== TASK OBJECTIVE ==
The entries below need to be written out exactly, with no pictures included.

Figure collection entries
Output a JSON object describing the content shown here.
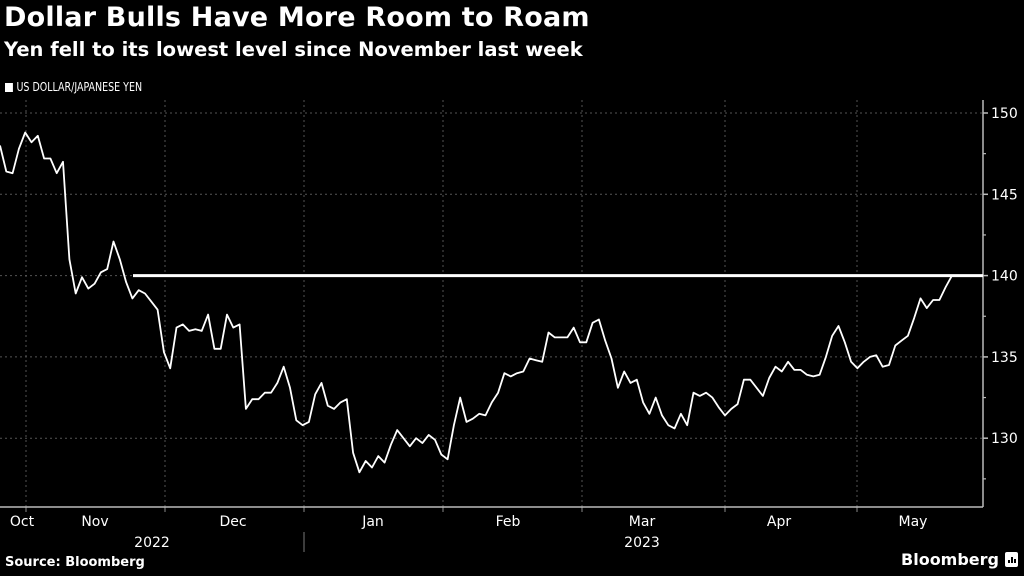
{
  "header": {
    "title": "Dollar Bulls Have More Room to Roam",
    "subtitle": "Yen fell to its lowest level since November last week"
  },
  "legend": {
    "items": [
      {
        "label": "US DOLLAR/JAPANESE YEN",
        "color": "#ffffff"
      }
    ]
  },
  "footer": {
    "source": "Source: Bloomberg",
    "brand": "Bloomberg"
  },
  "chart_data": {
    "type": "line",
    "title": "Dollar Bulls Have More Room to Roam",
    "subtitle": "Yen fell to its lowest level since November last week",
    "xlabel": "",
    "ylabel": "",
    "y_axis_position": "right",
    "ylim": [
      125.5,
      151.5
    ],
    "yticks": [
      130,
      135,
      140,
      145,
      150
    ],
    "x_tick_labels": [
      "Oct",
      "Nov",
      "Dec",
      "Jan",
      "Feb",
      "Mar",
      "Apr",
      "May"
    ],
    "x_year_labels": [
      {
        "label": "2022",
        "under": "Nov-Dec"
      },
      {
        "label": "2023",
        "under": "Mar"
      }
    ],
    "grid": true,
    "legend_position": "top-left",
    "reference_lines": [
      {
        "y": 140,
        "from": "early Nov 2022",
        "to": "end",
        "style": "thick white horizontal"
      }
    ],
    "annotations": [],
    "series": [
      {
        "name": "US DOLLAR/JAPANESE YEN",
        "color": "#ffffff",
        "values": [
          148.0,
          146.4,
          146.3,
          147.8,
          148.8,
          148.2,
          148.6,
          147.2,
          147.2,
          146.3,
          147.0,
          141.0,
          138.9,
          139.9,
          139.2,
          139.5,
          140.2,
          140.4,
          142.1,
          141.0,
          139.6,
          138.6,
          139.1,
          138.9,
          138.4,
          137.9,
          135.3,
          134.3,
          136.8,
          137.0,
          136.6,
          136.7,
          136.6,
          137.6,
          135.5,
          135.5,
          137.6,
          136.8,
          137.0,
          131.8,
          132.4,
          132.4,
          132.8,
          132.8,
          133.4,
          134.4,
          133.1,
          131.1,
          130.8,
          131.0,
          132.7,
          133.4,
          132.0,
          131.8,
          132.2,
          132.4,
          129.1,
          127.9,
          128.6,
          128.2,
          128.9,
          128.5,
          129.6,
          130.5,
          130.0,
          129.5,
          130.0,
          129.7,
          130.2,
          129.9,
          129.0,
          128.7,
          130.8,
          132.5,
          131.0,
          131.2,
          131.5,
          131.4,
          132.2,
          132.8,
          134.0,
          133.8,
          134.0,
          134.1,
          134.9,
          134.8,
          134.7,
          136.5,
          136.2,
          136.2,
          136.2,
          136.8,
          135.9,
          135.9,
          137.1,
          137.3,
          136.0,
          134.9,
          133.1,
          134.1,
          133.4,
          133.6,
          132.2,
          131.5,
          132.5,
          131.4,
          130.8,
          130.6,
          131.5,
          130.8,
          132.8,
          132.6,
          132.8,
          132.5,
          131.9,
          131.4,
          131.8,
          132.1,
          133.6,
          133.6,
          133.1,
          132.6,
          133.7,
          134.4,
          134.1,
          134.7,
          134.2,
          134.2,
          133.9,
          133.8,
          133.9,
          135.0,
          136.3,
          136.9,
          135.9,
          134.7,
          134.3,
          134.7,
          135.0,
          135.1,
          134.4,
          134.5,
          135.7,
          136.0,
          136.3,
          137.4,
          138.6,
          138.0,
          138.5,
          138.5,
          139.3,
          140.0
        ]
      }
    ]
  }
}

== SOLUTION TO THIS TASK ==
Output a JSON object describing the content shown here.
{
  "header": {
    "title": "Dollar Bulls Have More Room to Roam",
    "subtitle": "Yen fell to its lowest level since November last week"
  },
  "legend": {
    "items": [
      {
        "label": "US DOLLAR/JAPANESE YEN",
        "color": "#ffffff"
      }
    ]
  },
  "footer": {
    "source": "Source: Bloomberg",
    "brand": "Bloomberg"
  },
  "chart_data": {
    "type": "line",
    "title": "Dollar Bulls Have More Room to Roam",
    "subtitle": "Yen fell to its lowest level since November last week",
    "xlabel": "",
    "ylabel": "",
    "y_axis_position": "right",
    "ylim": [
      125.5,
      151.5
    ],
    "yticks": [
      130,
      135,
      140,
      145,
      150
    ],
    "x_tick_labels": [
      "Oct",
      "Nov",
      "Dec",
      "Jan",
      "Feb",
      "Mar",
      "Apr",
      "May"
    ],
    "x_year_labels": [
      {
        "label": "2022",
        "under": "Nov-Dec"
      },
      {
        "label": "2023",
        "under": "Mar"
      }
    ],
    "grid": true,
    "legend_position": "top-left",
    "reference_lines": [
      {
        "y": 140,
        "from": "early Nov 2022",
        "to": "end",
        "style": "thick white horizontal"
      }
    ],
    "annotations": [],
    "series": [
      {
        "name": "US DOLLAR/JAPANESE YEN",
        "color": "#ffffff",
        "values": [
          148.0,
          146.4,
          146.3,
          147.8,
          148.8,
          148.2,
          148.6,
          147.2,
          147.2,
          146.3,
          147.0,
          141.0,
          138.9,
          139.9,
          139.2,
          139.5,
          140.2,
          140.4,
          142.1,
          141.0,
          139.6,
          138.6,
          139.1,
          138.9,
          138.4,
          137.9,
          135.3,
          134.3,
          136.8,
          137.0,
          136.6,
          136.7,
          136.6,
          137.6,
          135.5,
          135.5,
          137.6,
          136.8,
          137.0,
          131.8,
          132.4,
          132.4,
          132.8,
          132.8,
          133.4,
          134.4,
          133.1,
          131.1,
          130.8,
          131.0,
          132.7,
          133.4,
          132.0,
          131.8,
          132.2,
          132.4,
          129.1,
          127.9,
          128.6,
          128.2,
          128.9,
          128.5,
          129.6,
          130.5,
          130.0,
          129.5,
          130.0,
          129.7,
          130.2,
          129.9,
          129.0,
          128.7,
          130.8,
          132.5,
          131.0,
          131.2,
          131.5,
          131.4,
          132.2,
          132.8,
          134.0,
          133.8,
          134.0,
          134.1,
          134.9,
          134.8,
          134.7,
          136.5,
          136.2,
          136.2,
          136.2,
          136.8,
          135.9,
          135.9,
          137.1,
          137.3,
          136.0,
          134.9,
          133.1,
          134.1,
          133.4,
          133.6,
          132.2,
          131.5,
          132.5,
          131.4,
          130.8,
          130.6,
          131.5,
          130.8,
          132.8,
          132.6,
          132.8,
          132.5,
          131.9,
          131.4,
          131.8,
          132.1,
          133.6,
          133.6,
          133.1,
          132.6,
          133.7,
          134.4,
          134.1,
          134.7,
          134.2,
          134.2,
          133.9,
          133.8,
          133.9,
          135.0,
          136.3,
          136.9,
          135.9,
          134.7,
          134.3,
          134.7,
          135.0,
          135.1,
          134.4,
          134.5,
          135.7,
          136.0,
          136.3,
          137.4,
          138.6,
          138.0,
          138.5,
          138.5,
          139.3,
          140.0
        ]
      }
    ]
  }
}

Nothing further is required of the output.